** START Dataset excerpts **

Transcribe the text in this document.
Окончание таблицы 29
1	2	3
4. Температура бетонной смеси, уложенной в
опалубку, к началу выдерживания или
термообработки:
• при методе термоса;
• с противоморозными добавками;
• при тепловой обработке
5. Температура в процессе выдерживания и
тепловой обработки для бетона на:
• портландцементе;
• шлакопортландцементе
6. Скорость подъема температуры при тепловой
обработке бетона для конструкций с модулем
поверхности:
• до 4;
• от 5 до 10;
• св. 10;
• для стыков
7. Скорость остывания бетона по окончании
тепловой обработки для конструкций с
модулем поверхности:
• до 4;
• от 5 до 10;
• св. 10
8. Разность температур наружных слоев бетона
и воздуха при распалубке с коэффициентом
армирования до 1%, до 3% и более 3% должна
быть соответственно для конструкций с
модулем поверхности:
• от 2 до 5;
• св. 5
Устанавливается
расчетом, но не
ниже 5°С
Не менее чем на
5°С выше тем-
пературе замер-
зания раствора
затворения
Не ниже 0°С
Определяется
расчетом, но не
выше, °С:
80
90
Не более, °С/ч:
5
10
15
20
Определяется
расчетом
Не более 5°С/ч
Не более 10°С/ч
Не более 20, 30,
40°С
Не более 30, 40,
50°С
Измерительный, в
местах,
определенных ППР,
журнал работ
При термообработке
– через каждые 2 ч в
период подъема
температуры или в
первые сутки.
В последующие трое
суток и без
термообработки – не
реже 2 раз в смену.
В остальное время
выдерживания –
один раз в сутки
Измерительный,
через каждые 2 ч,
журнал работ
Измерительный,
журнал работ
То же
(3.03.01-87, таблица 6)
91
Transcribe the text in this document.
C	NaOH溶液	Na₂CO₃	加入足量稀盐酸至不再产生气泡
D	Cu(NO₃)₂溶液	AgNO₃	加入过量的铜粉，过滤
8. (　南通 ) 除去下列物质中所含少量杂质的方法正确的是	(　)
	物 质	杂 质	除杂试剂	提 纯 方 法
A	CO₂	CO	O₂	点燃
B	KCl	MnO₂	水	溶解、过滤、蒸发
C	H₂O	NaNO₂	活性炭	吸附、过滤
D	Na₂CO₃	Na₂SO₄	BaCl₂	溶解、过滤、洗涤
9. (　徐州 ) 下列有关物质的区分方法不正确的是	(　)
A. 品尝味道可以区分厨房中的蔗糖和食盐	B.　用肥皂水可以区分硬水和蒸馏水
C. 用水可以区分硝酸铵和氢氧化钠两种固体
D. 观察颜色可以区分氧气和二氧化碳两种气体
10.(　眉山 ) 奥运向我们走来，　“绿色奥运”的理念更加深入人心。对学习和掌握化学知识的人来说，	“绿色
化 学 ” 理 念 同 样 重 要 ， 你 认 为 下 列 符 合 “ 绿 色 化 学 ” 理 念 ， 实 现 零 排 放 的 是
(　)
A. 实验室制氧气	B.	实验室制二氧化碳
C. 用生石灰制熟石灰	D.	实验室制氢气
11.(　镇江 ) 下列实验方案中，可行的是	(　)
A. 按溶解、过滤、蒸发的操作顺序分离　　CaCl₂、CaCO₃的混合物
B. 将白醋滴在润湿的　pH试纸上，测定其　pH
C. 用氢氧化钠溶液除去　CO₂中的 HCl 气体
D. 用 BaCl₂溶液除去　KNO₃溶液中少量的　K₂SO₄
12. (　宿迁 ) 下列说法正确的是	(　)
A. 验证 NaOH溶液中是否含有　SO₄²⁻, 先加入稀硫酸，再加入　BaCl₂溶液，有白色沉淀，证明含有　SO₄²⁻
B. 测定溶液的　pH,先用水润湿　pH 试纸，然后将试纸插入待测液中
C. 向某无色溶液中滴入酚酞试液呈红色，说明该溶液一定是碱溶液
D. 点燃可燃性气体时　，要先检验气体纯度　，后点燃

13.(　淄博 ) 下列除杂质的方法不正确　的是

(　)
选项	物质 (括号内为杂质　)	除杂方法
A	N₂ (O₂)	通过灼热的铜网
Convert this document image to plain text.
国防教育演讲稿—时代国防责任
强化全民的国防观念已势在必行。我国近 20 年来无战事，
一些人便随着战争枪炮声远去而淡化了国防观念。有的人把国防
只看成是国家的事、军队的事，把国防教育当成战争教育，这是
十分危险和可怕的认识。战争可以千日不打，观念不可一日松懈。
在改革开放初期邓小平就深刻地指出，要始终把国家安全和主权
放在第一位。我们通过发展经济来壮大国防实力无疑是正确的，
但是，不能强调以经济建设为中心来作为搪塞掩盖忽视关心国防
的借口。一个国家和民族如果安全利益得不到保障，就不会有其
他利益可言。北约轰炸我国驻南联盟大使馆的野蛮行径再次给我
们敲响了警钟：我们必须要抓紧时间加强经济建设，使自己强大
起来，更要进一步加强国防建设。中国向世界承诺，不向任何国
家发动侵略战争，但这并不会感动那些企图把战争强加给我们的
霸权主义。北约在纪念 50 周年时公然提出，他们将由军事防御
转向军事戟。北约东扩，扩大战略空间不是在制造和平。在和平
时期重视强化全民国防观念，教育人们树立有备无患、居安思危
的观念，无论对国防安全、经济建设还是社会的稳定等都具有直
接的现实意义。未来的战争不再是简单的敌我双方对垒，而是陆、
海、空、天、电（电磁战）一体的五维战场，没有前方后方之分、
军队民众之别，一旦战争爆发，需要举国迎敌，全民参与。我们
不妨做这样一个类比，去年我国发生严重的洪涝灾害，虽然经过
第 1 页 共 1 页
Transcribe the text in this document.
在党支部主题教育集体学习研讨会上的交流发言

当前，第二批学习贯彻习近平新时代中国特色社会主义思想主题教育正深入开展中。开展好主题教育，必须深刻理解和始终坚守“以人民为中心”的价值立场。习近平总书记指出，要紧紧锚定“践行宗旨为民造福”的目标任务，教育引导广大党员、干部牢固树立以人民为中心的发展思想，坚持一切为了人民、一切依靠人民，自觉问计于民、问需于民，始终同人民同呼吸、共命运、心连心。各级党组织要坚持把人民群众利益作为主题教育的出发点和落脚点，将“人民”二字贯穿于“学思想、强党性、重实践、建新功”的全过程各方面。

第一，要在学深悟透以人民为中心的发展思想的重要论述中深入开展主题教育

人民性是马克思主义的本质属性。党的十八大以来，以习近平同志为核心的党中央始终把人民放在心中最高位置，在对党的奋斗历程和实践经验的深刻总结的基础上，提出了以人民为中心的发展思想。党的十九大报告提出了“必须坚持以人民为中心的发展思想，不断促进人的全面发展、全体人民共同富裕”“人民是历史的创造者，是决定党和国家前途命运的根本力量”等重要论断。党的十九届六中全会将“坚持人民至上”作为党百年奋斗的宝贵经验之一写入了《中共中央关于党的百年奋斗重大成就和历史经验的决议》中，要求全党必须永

** END Dataset excerpts **

■ Short task
Take the entries above and copy them out exactly.

■ The response
Transcribe the text in this document.
Окончание таблицы 29
1	2	3
4. Температура бетонной смеси, уложенной в
опалубку, к началу выдерживания или
термообработки:
• при методе термоса;
• с противоморозными добавками;
• при тепловой обработке
5. Температура в процессе выдерживания и
тепловой обработки для бетона на:
• портландцементе;
• шлакопортландцементе
6. Скорость подъема температуры при тепловой
обработке бетона для конструкций с модулем
поверхности:
• до 4;
• от 5 до 10;
• св. 10;
• для стыков
7. Скорость остывания бетона по окончании
тепловой обработки для конструкций с
модулем поверхности:
• до 4;
• от 5 до 10;
• св. 10
8. Разность температур наружных слоев бетона
и воздуха при распалубке с коэффициентом
армирования до 1%, до 3% и более 3% должна
быть соответственно для конструкций с
модулем поверхности:
• от 2 до 5;
• св. 5
Устанавливается
расчетом, но не
ниже 5°С
Не менее чем на
5°С выше тем-
пературе замер-
зания раствора
затворения
Не ниже 0°С
Определяется
расчетом, но не
выше, °С:
80
90
Не более, °С/ч:
5
10
15
20
Определяется
расчетом
Не более 5°С/ч
Не более 10°С/ч
Не более 20, 30,
40°С
Не более 30, 40,
50°С
Измерительный, в
местах,
определенных ППР,
журнал работ
При термообработке
– через каждые 2 ч в
период подъема
температуры или в
первые сутки.
В последующие трое
суток и без
термообработки – не
реже 2 раз в смену.
В остальное время
выдерживания –
один раз в сутки
Измерительный,
через каждые 2 ч,
журнал работ
Измерительный,
журнал работ
То же
(3.03.01-87, таблица 6)
91
Transcribe the text in this document.
C	NaOH溶液	Na₂CO₃	加入足量稀盐酸至不再产生气泡
D	Cu(NO₃)₂溶液	AgNO₃	加入过量的铜粉，过滤
8. (　南通 ) 除去下列物质中所含少量杂质的方法正确的是	(　)
	物 质	杂 质	除杂试剂	提 纯 方 法
A	CO₂	CO	O₂	点燃
B	KCl	MnO₂	水	溶解、过滤、蒸发
C	H₂O	NaNO₂	活性炭	吸附、过滤
D	Na₂CO₃	Na₂SO₄	BaCl₂	溶解、过滤、洗涤
9. (　徐州 ) 下列有关物质的区分方法不正确的是	(　)
A. 品尝味道可以区分厨房中的蔗糖和食盐	B.　用肥皂水可以区分硬水和蒸馏水
C. 用水可以区分硝酸铵和氢氧化钠两种固体
D. 观察颜色可以区分氧气和二氧化碳两种气体
10.(　眉山 ) 奥运向我们走来，　“绿色奥运”的理念更加深入人心。对学习和掌握化学知识的人来说，	“绿色
化 学 ” 理 念 同 样 重 要 ， 你 认 为 下 列 符 合 “ 绿 色 化 学 ” 理 念 ， 实 现 零 排 放 的 是
(　)
A. 实验室制氧气	B.	实验室制二氧化碳
C. 用生石灰制熟石灰	D.	实验室制氢气
11.(　镇江 ) 下列实验方案中，可行的是	(　)
A. 按溶解、过滤、蒸发的操作顺序分离　　CaCl₂、CaCO₃的混合物
B. 将白醋滴在润湿的　pH试纸上，测定其　pH
C. 用氢氧化钠溶液除去　CO₂中的 HCl 气体
D. 用 BaCl₂溶液除去　KNO₃溶液中少量的　K₂SO₄
12. (　宿迁 ) 下列说法正确的是	(　)
A. 验证 NaOH溶液中是否含有　SO₄²⁻, 先加入稀硫酸，再加入　BaCl₂溶液，有白色沉淀，证明含有　SO₄²⁻
B. 测定溶液的　pH,先用水润湿　pH 试纸，然后将试纸插入待测液中
C. 向某无色溶液中滴入酚酞试液呈红色，说明该溶液一定是碱溶液
D. 点燃可燃性气体时　，要先检验气体纯度　，后点燃

13.(　淄博 ) 下列除杂质的方法不正确　的是

(　)
选项	物质 (括号内为杂质　)	除杂方法
A	N₂ (O₂)	通过灼热的铜网
Convert this document image to plain text.
国防教育演讲稿—时代国防责任
强化全民的国防观念已势在必行。我国近 20 年来无战事，
一些人便随着战争枪炮声远去而淡化了国防观念。有的人把国防
只看成是国家的事、军队的事，把国防教育当成战争教育，这是
十分危险和可怕的认识。战争可以千日不打，观念不可一日松懈。
在改革开放初期邓小平就深刻地指出，要始终把国家安全和主权
放在第一位。我们通过发展经济来壮大国防实力无疑是正确的，
但是，不能强调以经济建设为中心来作为搪塞掩盖忽视关心国防
的借口。一个国家和民族如果安全利益得不到保障，就不会有其
他利益可言。北约轰炸我国驻南联盟大使馆的野蛮行径再次给我
们敲响了警钟：我们必须要抓紧时间加强经济建设，使自己强大
起来，更要进一步加强国防建设。中国向世界承诺，不向任何国
家发动侵略战争，但这并不会感动那些企图把战争强加给我们的
霸权主义。北约在纪念 50 周年时公然提出，他们将由军事防御
转向军事戟。北约东扩，扩大战略空间不是在制造和平。在和平
时期重视强化全民国防观念，教育人们树立有备无患、居安思危
的观念，无论对国防安全、经济建设还是社会的稳定等都具有直
接的现实意义。未来的战争不再是简单的敌我双方对垒，而是陆、
海、空、天、电（电磁战）一体的五维战场，没有前方后方之分、
军队民众之别，一旦战争爆发，需要举国迎敌，全民参与。我们
不妨做这样一个类比，去年我国发生严重的洪涝灾害，虽然经过
第 1 页 共 1 页
Transcribe the text in this document.
在党支部主题教育集体学习研讨会上的交流发言

当前，第二批学习贯彻习近平新时代中国特色社会主义思想主题教育正深入开展中。开展好主题教育，必须深刻理解和始终坚守“以人民为中心”的价值立场。习近平总书记指出，要紧紧锚定“践行宗旨为民造福”的目标任务，教育引导广大党员、干部牢固树立以人民为中心的发展思想，坚持一切为了人民、一切依靠人民，自觉问计于民、问需于民，始终同人民同呼吸、共命运、心连心。各级党组织要坚持把人民群众利益作为主题教育的出发点和落脚点，将“人民”二字贯穿于“学思想、强党性、重实践、建新功”的全过程各方面。

第一，要在学深悟透以人民为中心的发展思想的重要论述中深入开展主题教育

人民性是马克思主义的本质属性。党的十八大以来，以习近平同志为核心的党中央始终把人民放在心中最高位置，在对党的奋斗历程和实践经验的深刻总结的基础上，提出了以人民为中心的发展思想。党的十九大报告提出了“必须坚持以人民为中心的发展思想，不断促进人的全面发展、全体人民共同富裕”“人民是历史的创造者，是决定党和国家前途命运的根本力量”等重要论断。党的十九届六中全会将“坚持人民至上”作为党百年奋斗的宝贵经验之一写入了《中共中央关于党的百年奋斗重大成就和历史经验的决议》中，要求全党必须永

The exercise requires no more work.